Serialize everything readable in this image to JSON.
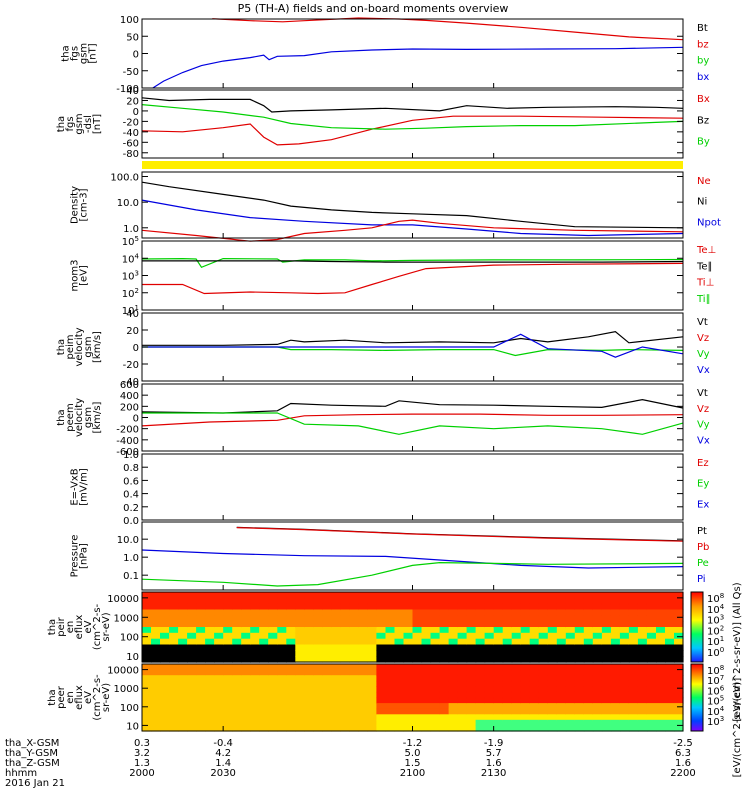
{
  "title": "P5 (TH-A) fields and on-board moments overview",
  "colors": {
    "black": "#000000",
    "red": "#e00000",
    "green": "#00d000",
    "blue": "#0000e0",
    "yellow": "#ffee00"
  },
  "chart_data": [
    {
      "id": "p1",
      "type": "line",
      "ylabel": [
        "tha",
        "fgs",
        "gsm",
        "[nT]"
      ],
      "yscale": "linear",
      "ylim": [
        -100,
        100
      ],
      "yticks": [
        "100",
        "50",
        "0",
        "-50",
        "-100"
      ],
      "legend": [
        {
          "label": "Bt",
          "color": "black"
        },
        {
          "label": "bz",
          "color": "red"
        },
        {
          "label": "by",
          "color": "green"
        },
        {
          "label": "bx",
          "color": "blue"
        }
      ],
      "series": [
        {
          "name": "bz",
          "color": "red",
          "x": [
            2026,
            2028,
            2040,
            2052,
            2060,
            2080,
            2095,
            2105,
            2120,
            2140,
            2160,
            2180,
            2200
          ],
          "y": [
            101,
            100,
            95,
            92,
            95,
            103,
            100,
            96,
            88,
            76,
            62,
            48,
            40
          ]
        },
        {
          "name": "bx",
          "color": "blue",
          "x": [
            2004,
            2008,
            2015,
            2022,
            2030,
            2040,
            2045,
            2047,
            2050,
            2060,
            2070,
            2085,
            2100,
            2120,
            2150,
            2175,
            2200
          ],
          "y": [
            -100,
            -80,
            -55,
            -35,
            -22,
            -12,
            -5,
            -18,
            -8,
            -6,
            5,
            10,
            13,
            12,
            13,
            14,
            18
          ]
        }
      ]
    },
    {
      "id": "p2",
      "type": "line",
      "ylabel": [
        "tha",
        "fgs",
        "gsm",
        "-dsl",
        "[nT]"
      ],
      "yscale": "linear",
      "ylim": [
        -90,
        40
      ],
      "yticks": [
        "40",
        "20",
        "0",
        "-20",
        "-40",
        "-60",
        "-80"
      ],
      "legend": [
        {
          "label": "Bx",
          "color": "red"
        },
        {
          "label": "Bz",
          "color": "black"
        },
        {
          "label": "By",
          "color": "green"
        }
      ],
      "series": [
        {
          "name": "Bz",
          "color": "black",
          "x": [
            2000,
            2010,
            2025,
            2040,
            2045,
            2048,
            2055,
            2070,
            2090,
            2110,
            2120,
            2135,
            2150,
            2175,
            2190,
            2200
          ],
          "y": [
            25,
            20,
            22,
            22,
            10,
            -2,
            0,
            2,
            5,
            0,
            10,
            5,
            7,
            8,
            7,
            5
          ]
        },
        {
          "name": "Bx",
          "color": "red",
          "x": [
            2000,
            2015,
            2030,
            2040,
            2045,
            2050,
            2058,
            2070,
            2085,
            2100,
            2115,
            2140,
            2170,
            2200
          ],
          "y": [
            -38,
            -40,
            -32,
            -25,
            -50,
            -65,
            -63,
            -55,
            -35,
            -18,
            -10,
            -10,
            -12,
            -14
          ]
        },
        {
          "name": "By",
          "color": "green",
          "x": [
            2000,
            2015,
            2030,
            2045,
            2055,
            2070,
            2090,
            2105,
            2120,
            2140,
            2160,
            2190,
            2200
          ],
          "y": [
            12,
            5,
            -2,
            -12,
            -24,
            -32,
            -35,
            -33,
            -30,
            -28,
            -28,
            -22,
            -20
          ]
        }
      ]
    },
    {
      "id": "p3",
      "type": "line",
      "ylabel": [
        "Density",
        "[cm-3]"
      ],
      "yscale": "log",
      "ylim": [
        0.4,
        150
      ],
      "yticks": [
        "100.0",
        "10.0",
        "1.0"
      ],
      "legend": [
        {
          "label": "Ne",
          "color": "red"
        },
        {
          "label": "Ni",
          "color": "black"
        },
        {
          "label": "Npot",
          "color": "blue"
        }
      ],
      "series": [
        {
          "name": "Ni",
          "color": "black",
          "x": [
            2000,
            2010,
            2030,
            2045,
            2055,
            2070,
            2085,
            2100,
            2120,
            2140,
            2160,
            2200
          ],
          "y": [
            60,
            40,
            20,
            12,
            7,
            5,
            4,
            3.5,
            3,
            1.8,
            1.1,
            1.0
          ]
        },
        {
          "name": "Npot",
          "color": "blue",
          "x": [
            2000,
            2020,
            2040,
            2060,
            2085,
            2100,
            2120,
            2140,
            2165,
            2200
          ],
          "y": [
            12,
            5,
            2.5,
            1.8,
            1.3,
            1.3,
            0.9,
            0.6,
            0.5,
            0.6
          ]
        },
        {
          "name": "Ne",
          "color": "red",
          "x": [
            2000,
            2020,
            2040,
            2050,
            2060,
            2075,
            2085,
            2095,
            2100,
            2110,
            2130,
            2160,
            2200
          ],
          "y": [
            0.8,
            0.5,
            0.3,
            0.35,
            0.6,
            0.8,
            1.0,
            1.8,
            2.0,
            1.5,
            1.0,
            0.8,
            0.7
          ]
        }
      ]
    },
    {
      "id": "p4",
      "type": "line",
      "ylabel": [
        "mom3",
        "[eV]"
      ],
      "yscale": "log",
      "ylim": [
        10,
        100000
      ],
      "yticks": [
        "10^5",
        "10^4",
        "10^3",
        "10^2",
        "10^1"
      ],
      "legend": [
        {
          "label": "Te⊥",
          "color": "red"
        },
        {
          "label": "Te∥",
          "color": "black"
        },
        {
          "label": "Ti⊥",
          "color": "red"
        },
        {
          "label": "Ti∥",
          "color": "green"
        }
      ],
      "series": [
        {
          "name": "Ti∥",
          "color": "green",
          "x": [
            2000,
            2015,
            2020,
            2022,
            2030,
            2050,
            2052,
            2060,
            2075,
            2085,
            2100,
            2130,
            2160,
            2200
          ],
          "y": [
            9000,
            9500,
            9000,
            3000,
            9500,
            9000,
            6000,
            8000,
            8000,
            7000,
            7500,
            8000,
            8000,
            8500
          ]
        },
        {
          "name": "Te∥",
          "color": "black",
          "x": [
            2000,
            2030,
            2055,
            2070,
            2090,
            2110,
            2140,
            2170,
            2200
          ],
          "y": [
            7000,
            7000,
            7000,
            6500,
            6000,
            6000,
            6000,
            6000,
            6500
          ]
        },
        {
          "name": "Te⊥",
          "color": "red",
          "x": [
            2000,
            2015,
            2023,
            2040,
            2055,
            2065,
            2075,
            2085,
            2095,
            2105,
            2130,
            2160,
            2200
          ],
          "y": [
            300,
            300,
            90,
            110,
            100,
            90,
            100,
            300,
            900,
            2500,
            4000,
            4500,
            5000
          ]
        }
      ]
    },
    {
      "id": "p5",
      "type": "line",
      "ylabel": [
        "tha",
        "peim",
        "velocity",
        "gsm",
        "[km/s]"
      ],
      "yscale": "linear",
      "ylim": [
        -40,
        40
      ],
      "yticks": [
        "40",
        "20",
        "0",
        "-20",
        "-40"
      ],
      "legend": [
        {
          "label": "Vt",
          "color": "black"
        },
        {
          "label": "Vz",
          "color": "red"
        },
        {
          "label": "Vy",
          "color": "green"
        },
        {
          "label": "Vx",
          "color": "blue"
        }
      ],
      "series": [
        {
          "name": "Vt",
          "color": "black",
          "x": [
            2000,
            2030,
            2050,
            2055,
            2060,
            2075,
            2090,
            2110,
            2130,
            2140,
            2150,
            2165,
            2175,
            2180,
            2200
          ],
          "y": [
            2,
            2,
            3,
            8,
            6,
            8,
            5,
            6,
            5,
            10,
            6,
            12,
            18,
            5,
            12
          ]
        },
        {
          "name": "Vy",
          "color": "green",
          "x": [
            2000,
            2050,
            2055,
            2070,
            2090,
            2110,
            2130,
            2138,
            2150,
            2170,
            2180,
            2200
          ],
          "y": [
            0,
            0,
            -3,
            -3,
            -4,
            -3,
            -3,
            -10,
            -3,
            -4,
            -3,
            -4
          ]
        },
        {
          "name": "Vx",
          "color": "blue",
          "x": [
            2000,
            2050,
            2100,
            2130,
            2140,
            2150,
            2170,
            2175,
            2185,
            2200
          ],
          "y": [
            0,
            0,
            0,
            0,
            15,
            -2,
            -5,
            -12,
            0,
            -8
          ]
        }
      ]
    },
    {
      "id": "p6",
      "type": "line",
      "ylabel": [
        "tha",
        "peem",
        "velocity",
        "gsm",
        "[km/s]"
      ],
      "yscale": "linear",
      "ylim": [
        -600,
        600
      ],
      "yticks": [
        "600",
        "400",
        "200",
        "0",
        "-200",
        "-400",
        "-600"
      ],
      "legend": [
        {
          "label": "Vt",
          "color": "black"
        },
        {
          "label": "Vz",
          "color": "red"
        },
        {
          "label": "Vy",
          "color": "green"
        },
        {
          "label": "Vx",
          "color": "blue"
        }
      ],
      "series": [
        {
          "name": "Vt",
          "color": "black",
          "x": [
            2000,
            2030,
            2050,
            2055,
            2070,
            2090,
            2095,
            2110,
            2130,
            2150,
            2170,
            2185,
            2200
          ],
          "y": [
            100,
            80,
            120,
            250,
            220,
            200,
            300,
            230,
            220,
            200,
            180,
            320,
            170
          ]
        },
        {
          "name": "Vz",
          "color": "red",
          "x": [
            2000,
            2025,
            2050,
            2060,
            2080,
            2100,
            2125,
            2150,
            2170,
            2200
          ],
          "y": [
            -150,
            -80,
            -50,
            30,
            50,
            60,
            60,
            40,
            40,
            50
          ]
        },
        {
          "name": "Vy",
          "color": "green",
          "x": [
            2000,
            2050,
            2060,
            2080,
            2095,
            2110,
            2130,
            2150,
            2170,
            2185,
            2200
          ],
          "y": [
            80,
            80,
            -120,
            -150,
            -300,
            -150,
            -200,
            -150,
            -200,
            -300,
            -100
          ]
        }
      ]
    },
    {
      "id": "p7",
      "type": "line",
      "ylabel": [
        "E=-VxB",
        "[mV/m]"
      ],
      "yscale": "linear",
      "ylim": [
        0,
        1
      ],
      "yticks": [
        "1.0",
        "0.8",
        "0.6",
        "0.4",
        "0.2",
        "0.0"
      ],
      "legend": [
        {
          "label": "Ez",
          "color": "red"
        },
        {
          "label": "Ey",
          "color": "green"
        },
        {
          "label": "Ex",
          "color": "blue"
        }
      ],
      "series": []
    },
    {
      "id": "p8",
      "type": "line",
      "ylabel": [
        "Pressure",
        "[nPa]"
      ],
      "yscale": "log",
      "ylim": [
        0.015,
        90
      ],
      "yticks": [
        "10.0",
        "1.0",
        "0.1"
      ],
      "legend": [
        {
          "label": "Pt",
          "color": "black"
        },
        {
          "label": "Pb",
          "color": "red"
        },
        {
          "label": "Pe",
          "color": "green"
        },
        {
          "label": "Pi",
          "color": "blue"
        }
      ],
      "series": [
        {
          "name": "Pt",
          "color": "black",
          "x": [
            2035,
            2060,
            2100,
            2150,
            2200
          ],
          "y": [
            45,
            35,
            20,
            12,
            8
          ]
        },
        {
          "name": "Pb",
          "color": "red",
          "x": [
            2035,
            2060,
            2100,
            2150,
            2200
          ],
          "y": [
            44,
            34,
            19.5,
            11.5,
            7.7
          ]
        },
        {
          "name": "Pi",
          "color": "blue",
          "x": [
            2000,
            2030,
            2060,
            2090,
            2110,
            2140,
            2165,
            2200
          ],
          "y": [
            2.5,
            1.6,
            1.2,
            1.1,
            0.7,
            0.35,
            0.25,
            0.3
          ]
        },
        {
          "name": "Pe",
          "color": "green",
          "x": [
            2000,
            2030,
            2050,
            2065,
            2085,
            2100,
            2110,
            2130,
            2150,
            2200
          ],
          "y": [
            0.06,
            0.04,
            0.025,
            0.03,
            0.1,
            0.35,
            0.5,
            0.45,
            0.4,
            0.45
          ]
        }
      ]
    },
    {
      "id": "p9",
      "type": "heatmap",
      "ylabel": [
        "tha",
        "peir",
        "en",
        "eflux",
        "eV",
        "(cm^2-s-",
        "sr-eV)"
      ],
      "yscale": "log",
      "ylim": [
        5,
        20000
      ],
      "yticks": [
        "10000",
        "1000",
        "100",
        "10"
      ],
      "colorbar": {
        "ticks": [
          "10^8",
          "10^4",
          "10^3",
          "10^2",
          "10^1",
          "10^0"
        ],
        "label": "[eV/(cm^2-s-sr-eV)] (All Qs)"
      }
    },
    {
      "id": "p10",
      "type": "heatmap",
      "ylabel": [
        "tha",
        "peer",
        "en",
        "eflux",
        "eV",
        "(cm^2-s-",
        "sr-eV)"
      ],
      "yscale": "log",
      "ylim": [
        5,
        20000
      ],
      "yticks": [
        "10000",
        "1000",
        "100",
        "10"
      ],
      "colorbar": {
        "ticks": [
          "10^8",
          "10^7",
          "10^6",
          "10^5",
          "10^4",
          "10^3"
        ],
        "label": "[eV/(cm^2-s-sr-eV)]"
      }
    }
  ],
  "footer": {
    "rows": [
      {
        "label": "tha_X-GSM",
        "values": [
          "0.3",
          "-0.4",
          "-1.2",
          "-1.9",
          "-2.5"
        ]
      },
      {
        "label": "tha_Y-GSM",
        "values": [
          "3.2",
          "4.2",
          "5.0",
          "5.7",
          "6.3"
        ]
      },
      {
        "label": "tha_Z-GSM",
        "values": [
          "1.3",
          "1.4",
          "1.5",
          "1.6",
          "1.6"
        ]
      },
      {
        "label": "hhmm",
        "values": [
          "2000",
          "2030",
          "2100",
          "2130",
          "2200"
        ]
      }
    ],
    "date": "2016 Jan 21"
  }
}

· · ·

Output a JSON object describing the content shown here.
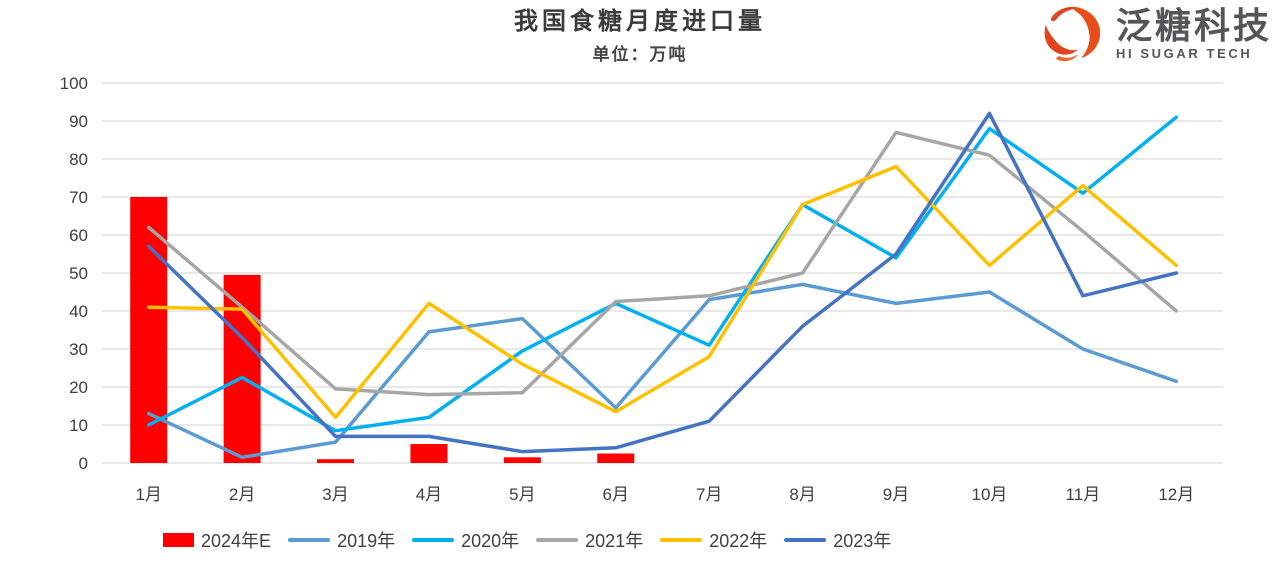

· · ·

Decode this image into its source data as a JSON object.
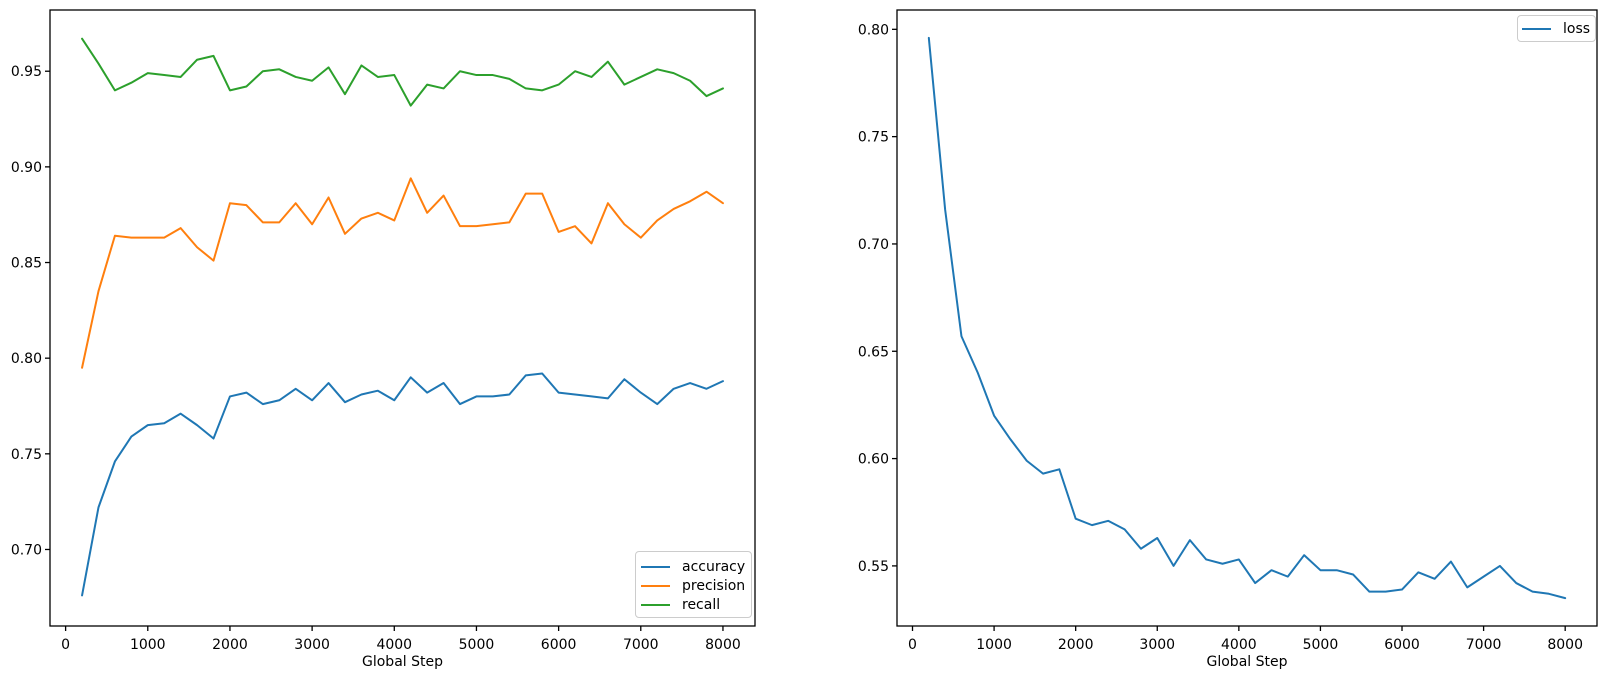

· · ·

● **Challenge**: Read the entries and select each line where the word "object" is found.

● **Reply to the exercise**:
Output a JSON object describing the content shown here.
Decode this image into its source data as a JSON object.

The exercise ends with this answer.